(REQUIRED TASK): Copy the entries from the line with "Patent image size: (600, 734)." up to and including the line with "The disk 120 is at (260, 572).", swapping "dash-dot arc" for "dashed arc" and leaving all else unchanged.
-- Start --
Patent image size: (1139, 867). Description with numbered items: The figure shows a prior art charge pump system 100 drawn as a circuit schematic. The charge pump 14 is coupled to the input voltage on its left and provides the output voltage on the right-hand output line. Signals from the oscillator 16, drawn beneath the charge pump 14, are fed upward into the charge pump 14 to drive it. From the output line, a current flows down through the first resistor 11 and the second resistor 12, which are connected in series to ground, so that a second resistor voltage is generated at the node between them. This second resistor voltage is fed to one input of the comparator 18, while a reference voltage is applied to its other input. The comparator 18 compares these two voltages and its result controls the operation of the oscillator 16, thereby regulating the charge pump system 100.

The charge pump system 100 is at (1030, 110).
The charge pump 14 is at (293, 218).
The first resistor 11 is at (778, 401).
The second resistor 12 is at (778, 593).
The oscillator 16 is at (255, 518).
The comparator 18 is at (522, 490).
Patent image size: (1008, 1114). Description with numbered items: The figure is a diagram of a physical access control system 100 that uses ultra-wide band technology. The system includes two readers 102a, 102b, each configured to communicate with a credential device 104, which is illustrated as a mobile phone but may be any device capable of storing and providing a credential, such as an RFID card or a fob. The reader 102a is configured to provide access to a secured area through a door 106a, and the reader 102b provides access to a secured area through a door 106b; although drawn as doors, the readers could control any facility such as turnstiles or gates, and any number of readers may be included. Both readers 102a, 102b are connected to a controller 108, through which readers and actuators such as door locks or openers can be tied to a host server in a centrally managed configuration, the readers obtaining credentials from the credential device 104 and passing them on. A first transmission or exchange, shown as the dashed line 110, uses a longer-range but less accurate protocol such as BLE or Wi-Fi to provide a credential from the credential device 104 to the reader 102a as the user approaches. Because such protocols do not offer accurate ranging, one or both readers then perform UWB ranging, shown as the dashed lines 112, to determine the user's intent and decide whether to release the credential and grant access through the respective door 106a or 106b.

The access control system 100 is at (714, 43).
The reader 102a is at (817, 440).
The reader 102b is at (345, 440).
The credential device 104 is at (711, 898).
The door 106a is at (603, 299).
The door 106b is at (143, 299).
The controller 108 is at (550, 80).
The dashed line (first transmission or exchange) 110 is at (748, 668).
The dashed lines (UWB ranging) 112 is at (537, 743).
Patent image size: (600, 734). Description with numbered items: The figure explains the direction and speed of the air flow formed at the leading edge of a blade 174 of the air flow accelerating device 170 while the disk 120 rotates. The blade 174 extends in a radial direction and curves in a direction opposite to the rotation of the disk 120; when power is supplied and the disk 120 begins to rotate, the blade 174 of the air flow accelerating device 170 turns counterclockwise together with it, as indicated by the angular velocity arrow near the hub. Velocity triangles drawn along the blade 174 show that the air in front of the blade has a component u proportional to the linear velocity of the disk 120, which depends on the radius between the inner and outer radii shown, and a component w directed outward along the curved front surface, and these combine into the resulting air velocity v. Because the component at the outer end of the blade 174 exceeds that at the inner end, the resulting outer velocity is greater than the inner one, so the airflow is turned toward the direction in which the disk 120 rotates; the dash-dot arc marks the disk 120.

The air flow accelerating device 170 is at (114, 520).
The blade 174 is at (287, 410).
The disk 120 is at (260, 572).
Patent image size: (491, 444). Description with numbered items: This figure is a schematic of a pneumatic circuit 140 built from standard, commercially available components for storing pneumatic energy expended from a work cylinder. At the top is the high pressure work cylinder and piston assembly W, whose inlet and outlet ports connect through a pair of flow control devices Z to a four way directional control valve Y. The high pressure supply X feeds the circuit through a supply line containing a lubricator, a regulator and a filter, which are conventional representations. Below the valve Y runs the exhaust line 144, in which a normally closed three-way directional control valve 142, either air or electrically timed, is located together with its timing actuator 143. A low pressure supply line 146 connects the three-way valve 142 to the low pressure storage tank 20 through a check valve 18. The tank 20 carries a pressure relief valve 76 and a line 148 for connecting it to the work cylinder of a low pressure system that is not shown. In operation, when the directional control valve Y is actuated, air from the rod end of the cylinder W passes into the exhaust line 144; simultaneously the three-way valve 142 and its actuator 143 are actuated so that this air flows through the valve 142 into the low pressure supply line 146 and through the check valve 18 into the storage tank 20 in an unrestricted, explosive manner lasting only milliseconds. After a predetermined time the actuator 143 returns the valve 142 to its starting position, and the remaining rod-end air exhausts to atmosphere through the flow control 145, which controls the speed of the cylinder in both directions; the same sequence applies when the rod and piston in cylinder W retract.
-- End --
(OUTPUT FOR THIS EXERCISE):
Patent image size: (600, 734). Description with numbered items: The figure explains the direction and speed of the air flow formed at the leading edge of a blade 174 of the air flow accelerating device 170 while the disk 120 rotates. The blade 174 extends in a radial direction and curves in a direction opposite to the rotation of the disk 120; when power is supplied and the disk 120 begins to rotate, the blade 174 of the air flow accelerating device 170 turns counterclockwise together with it, as indicated by the angular velocity arrow near the hub. Velocity triangles drawn along the blade 174 show that the air in front of the blade has a component u proportional to the linear velocity of the disk 120, which depends on the radius between the inner and outer radii shown, and a component w directed outward along the curved front surface, and these combine into the resulting air velocity v. Because the component at the outer end of the blade 174 exceeds that at the inner end, the resulting outer velocity is greater than the inner one, so the airflow is turned toward the direction in which the disk 120 rotates; the dashed arc marks the disk 120.

The air flow accelerating device 170 is at (114, 520).
The blade 174 is at (287, 410).
The disk 120 is at (260, 572).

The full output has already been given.